▶ [WHAT TO PRODUCE] Gather, from the listing beneath this task, every line holding the string "glyph".

▶ [STORED RECORDS]
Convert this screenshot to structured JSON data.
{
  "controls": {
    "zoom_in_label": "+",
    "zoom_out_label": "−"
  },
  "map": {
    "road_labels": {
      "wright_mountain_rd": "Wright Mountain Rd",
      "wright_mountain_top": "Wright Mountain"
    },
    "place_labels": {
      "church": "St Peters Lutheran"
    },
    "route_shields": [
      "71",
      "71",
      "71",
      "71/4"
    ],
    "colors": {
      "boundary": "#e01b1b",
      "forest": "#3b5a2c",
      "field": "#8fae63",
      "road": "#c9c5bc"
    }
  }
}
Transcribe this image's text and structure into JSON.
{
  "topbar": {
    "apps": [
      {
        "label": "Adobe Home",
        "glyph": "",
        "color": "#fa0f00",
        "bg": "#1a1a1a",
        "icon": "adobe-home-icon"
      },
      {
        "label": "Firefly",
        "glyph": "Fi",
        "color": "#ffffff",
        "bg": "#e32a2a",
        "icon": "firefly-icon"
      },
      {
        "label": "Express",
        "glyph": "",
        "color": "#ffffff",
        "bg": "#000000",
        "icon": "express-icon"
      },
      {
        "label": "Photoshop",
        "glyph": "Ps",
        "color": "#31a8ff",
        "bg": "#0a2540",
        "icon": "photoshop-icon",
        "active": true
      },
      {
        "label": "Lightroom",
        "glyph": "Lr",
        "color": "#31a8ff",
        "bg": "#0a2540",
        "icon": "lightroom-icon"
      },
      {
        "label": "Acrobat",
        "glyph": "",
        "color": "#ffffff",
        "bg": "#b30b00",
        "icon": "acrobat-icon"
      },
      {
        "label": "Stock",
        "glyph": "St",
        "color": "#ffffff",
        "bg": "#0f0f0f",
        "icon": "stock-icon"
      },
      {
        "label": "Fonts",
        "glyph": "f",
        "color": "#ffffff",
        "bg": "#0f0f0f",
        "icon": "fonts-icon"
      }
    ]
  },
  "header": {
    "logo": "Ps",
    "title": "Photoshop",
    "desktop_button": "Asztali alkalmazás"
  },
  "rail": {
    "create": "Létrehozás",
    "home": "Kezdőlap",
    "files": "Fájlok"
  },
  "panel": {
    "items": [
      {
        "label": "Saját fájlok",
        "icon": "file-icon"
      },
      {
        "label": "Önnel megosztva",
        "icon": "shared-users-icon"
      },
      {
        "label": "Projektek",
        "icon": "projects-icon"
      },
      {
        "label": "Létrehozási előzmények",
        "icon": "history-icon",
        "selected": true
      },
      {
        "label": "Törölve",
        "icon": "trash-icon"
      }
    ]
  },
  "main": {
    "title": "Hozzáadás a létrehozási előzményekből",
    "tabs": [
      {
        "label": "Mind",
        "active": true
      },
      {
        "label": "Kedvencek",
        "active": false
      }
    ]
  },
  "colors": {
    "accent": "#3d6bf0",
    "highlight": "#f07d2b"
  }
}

▶ [EXERCISE ANSWER]
        "glyph": "",
        "glyph": "Fi",
        "glyph": "",
        "glyph": "Ps",
        "glyph": "Lr",
        "glyph": "",
        "glyph": "St",
        "glyph": "f",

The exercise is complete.